> **Work to complete**
From the piece below on B-trees and log-structured storage, reproduce word for word the span that begins at "Imagine you are" and ends after "a future blog.".

> **Passage given**
Prathap Sathyamurthi

Imagine you are designing a system where there would be 100k writes/sec. Using Postgres or MySQL to store the events would be slow because under the hood, they use B-trees. B-trees maintain data in sorted order. So every write has to land at a specific position in the tree. This means each write is essentially a random I/O operation (you have to seek to the right leaf page on disk). Random I/O is significantly slower than sequential I/O, even on SSDs. Moreover, when a leaf page fills up, it has to split and the parent node has to be updated to point to the new pages. This can cascade up the tree, causing multiple disk writes for what was a single logical write. Enough about B trees for now, I’ll cover B-trees in detail in a future blog.

I can hear you saying, why not do event streaming? Well, the answer is simple. Event streaming systems like Kafka improve write throughput using log-structured storage, but they don’t replace the need for an efficient storage engine underneath. The problem at the storage layer still remains. The write latency is still there. So, what can we do to reduce the write latency? Instead of propagating the writes to the leaf nodes, as we do in B-trees, can’t we simply append the data sequentially as we receive it? This is exactly what Log structured storages do.

Log Structured Storages

Let’s first describe a very simplistic Log structured storage. As we mentioned before, we don’t complicate writes. We just append the data sequentially as we receive it. Now the problem is how do we read the data? We can simply read the data in the order it was written. But this is not efficient. And writing data to disk one by one is slow even for sequential writes. So, how about we store it in memory?

> **Dataset entries**
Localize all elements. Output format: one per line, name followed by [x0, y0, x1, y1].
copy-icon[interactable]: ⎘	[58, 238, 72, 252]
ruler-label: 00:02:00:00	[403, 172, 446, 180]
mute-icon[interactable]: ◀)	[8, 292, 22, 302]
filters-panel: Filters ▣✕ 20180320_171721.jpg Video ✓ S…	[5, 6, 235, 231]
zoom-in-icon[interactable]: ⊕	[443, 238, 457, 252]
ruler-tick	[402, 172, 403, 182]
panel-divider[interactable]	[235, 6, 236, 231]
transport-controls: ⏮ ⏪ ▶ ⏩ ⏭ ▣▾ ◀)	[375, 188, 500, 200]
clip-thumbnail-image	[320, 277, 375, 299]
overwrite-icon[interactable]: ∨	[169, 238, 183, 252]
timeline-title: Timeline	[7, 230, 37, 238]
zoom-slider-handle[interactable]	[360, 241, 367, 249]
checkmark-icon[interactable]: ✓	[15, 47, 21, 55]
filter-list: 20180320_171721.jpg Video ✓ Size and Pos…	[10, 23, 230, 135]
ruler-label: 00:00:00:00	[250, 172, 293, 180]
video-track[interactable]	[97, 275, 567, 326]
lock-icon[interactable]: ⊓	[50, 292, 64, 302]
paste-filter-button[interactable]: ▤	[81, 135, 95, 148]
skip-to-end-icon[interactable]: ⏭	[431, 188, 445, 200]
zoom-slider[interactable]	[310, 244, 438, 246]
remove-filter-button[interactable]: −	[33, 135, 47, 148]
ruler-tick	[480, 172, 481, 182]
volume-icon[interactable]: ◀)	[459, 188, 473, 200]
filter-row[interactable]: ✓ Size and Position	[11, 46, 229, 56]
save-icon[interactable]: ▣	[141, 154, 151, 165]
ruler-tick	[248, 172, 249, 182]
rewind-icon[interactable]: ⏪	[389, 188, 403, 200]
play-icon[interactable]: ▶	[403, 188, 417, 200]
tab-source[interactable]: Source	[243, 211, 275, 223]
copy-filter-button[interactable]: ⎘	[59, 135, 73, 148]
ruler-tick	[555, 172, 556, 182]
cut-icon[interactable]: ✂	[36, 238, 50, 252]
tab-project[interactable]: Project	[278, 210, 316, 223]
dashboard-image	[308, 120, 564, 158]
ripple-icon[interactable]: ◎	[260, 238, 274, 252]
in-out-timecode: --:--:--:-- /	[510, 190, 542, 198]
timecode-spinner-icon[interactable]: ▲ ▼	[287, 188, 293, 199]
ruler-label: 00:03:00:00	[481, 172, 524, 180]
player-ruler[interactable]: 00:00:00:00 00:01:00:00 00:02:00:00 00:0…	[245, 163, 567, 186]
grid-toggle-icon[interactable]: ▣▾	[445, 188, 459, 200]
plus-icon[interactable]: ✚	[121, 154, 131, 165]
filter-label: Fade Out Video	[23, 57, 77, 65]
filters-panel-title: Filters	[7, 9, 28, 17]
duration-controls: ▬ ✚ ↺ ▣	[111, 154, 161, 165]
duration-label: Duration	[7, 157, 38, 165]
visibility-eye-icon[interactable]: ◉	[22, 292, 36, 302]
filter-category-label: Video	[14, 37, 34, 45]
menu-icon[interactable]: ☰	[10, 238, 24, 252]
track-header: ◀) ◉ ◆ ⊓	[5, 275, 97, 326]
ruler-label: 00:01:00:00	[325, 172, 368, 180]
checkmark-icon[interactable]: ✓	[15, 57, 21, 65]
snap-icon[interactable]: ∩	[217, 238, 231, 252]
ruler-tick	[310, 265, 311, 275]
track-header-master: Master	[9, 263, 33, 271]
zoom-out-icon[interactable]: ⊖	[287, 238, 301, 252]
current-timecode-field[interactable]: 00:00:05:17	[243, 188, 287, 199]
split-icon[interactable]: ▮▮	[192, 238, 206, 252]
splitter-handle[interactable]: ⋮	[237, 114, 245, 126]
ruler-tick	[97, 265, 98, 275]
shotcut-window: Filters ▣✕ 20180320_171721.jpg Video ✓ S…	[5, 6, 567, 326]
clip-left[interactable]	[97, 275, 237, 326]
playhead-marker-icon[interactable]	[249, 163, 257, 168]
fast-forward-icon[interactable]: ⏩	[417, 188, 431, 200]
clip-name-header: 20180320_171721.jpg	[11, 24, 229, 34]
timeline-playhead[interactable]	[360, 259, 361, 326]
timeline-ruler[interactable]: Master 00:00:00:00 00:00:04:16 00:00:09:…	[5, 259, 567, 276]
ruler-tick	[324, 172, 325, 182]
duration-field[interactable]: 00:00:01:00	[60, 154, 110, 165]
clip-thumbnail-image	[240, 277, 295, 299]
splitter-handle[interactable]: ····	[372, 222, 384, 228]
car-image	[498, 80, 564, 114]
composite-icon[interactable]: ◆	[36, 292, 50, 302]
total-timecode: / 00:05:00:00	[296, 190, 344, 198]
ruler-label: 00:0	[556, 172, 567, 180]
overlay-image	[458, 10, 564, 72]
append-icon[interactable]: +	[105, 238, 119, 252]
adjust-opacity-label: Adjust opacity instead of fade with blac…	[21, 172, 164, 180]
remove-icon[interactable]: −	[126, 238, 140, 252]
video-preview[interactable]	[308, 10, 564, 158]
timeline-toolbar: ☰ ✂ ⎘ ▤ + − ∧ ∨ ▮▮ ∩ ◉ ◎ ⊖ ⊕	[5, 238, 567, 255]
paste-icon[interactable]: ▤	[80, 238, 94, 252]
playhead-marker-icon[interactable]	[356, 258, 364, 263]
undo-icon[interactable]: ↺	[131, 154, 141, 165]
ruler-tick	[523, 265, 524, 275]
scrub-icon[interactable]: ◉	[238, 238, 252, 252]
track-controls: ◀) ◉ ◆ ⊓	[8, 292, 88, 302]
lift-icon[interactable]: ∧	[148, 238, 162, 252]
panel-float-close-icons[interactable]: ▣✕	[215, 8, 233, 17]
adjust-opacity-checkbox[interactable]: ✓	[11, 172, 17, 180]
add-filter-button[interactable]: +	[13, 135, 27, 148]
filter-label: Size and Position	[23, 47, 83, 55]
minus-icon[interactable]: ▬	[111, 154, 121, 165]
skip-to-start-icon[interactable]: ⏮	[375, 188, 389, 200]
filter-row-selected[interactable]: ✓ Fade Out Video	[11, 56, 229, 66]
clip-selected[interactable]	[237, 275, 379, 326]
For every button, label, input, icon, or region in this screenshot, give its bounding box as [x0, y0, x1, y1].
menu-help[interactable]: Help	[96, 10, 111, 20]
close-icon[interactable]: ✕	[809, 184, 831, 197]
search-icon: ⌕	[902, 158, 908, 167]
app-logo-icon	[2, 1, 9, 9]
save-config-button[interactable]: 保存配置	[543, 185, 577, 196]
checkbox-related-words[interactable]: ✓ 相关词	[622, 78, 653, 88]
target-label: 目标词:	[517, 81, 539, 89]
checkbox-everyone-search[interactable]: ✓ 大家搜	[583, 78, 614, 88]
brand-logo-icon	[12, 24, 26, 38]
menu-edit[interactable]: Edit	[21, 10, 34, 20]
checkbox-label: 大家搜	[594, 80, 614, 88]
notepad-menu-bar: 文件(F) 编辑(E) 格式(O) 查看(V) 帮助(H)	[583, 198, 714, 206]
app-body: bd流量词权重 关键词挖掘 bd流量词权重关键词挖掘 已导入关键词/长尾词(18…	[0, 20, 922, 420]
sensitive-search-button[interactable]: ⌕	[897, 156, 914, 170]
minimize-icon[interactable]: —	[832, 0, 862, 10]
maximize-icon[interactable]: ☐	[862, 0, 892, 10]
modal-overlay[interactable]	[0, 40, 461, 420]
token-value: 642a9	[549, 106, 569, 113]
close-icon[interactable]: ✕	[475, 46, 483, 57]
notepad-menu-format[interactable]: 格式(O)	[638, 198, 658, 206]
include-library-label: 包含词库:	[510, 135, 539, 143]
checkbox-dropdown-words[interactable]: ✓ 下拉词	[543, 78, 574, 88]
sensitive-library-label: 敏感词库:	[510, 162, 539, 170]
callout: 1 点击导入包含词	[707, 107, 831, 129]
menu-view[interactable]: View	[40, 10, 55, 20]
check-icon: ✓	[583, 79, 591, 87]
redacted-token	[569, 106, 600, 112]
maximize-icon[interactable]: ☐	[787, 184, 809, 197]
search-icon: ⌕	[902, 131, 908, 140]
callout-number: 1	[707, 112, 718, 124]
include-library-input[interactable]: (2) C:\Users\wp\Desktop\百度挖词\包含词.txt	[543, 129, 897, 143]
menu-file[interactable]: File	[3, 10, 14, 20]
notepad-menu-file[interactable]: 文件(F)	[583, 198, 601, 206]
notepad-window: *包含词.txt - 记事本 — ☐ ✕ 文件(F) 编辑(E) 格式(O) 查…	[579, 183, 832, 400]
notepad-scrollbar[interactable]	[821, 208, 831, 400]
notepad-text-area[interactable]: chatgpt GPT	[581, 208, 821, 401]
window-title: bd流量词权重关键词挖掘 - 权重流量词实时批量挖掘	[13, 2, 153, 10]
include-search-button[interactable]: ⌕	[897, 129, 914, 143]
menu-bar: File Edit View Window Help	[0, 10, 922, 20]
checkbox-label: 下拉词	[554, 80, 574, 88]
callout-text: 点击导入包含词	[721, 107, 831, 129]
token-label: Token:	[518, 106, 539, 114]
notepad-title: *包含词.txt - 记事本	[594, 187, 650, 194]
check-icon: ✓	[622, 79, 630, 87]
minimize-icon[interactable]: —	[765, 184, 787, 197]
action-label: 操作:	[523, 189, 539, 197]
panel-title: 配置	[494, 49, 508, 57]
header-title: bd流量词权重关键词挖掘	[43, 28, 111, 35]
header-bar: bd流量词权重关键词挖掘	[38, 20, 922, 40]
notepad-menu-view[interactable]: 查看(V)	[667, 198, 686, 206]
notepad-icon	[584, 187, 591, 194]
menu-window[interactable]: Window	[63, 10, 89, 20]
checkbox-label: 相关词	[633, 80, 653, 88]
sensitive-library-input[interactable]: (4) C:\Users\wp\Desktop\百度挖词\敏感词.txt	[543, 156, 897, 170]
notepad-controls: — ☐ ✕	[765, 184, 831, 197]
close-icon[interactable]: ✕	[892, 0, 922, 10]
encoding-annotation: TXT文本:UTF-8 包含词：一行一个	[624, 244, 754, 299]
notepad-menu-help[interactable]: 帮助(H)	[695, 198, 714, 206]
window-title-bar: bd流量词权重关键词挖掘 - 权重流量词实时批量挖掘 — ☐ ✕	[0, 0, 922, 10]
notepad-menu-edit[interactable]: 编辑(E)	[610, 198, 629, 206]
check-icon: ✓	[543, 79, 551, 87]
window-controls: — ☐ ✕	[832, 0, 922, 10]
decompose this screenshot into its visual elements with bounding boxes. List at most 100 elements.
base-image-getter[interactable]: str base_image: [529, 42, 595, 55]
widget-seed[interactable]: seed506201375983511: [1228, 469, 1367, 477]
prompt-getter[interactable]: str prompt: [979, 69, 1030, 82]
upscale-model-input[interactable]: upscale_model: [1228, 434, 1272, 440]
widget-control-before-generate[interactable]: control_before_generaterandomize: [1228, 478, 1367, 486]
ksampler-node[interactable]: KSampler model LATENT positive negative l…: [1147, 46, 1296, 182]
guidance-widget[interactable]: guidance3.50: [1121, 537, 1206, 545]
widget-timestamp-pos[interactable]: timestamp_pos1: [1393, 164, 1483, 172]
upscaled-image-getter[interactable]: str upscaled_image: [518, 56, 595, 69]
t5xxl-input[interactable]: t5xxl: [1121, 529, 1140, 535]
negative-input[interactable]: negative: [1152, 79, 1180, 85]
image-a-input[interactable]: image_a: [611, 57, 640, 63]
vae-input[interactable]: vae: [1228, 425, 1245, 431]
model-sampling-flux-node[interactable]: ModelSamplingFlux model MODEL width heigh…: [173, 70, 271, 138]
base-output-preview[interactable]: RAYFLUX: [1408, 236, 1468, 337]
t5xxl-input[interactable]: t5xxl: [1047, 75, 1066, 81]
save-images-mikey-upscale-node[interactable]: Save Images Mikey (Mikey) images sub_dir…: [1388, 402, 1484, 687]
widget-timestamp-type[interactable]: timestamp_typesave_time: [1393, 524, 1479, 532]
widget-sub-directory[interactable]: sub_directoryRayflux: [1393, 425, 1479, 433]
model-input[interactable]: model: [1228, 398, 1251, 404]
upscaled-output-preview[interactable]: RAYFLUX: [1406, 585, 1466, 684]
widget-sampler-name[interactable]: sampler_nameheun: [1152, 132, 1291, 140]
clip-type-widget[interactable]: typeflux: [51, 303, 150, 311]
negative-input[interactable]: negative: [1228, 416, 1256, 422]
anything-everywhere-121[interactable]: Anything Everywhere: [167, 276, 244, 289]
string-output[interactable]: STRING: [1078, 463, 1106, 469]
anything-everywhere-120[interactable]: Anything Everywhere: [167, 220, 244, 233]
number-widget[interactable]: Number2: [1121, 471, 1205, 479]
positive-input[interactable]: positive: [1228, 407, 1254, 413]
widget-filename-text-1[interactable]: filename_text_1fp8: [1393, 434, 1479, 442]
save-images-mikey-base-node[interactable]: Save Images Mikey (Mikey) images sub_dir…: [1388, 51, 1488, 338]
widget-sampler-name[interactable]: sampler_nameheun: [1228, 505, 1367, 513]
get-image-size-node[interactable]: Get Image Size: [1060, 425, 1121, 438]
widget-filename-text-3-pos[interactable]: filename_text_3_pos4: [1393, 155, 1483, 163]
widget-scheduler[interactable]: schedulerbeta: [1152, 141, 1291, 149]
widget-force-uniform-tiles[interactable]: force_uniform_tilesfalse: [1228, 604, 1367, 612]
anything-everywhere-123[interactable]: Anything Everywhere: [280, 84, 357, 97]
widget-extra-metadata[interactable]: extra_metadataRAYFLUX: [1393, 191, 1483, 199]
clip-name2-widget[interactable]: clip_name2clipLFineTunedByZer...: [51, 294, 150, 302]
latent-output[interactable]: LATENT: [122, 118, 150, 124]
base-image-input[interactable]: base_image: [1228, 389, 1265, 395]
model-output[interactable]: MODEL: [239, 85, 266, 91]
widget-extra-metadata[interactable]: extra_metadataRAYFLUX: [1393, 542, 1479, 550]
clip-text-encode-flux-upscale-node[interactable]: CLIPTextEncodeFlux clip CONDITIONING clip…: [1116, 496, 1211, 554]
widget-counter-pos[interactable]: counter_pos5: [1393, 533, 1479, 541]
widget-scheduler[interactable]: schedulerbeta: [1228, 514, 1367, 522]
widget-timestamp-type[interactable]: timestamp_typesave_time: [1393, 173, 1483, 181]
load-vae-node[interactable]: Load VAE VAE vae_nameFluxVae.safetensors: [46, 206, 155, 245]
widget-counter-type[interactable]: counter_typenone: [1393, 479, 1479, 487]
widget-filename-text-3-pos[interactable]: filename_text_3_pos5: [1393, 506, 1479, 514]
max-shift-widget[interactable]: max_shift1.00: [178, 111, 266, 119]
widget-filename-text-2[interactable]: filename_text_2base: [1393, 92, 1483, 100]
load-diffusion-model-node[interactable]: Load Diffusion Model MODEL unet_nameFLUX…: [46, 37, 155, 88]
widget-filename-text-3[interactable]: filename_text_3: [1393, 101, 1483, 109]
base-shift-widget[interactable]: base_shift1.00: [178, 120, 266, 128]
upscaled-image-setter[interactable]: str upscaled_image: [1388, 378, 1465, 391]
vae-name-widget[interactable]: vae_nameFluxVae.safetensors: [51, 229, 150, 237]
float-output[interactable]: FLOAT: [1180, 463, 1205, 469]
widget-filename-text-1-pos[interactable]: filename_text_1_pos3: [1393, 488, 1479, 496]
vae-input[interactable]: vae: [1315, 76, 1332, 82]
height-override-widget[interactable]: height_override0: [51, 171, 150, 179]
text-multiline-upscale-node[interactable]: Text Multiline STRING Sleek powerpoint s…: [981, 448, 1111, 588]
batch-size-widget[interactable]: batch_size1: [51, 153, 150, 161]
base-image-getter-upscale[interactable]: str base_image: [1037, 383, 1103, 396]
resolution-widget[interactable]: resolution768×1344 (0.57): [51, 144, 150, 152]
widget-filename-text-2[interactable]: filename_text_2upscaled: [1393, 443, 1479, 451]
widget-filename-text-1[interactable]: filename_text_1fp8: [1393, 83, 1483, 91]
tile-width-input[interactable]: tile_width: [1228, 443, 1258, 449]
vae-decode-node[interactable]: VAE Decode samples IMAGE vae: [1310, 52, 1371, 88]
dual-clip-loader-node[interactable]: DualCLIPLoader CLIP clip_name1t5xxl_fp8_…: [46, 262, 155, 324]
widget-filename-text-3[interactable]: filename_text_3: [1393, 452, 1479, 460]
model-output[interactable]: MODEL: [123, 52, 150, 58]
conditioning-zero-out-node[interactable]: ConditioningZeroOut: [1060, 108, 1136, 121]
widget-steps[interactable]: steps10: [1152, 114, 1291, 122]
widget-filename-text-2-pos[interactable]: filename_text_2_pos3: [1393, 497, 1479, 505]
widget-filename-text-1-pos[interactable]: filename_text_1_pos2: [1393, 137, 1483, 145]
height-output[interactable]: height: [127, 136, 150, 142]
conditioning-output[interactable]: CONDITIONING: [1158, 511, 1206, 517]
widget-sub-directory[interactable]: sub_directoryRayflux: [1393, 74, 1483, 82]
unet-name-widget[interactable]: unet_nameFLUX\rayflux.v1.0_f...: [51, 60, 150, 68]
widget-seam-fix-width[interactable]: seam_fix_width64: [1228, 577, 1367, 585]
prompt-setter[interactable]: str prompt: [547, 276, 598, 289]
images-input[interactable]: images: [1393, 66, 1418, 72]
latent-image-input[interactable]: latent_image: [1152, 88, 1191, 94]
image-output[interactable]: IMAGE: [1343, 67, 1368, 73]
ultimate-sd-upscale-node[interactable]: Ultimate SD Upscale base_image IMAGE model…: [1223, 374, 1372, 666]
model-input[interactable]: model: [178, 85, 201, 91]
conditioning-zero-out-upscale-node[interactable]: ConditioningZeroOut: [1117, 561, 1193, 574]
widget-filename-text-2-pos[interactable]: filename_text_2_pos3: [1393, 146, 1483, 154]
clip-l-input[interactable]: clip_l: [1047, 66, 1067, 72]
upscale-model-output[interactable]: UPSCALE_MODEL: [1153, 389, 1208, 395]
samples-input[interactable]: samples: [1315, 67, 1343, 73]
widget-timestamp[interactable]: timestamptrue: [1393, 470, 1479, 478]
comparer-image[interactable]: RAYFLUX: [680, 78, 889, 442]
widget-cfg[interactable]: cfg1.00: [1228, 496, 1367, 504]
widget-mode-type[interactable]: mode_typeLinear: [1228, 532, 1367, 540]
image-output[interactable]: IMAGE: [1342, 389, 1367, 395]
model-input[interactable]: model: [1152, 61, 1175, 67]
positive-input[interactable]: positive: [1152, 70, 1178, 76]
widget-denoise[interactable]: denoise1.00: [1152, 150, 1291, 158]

> **Result of this task**
Imagine you are designing a system where there would be 100k writes/sec. Using Postgres or MySQL to store the events would be slow because under the hood, they use B-trees. B-trees maintain data in sorted order. So every write has to land at a specific position in the tree. This means each write is essentially a random I/O operation (you have to seek to the right leaf page on disk). Random I/O is significantly slower than sequential I/O, even on SSDs. Moreover, when a leaf page fills up, it has to split and the parent node has to be updated to point to the new pages. This can cascade up the tree, causing multiple disk writes for what was a single logical write. Enough about B trees for now, I’ll cover B-trees in detail in a future blog.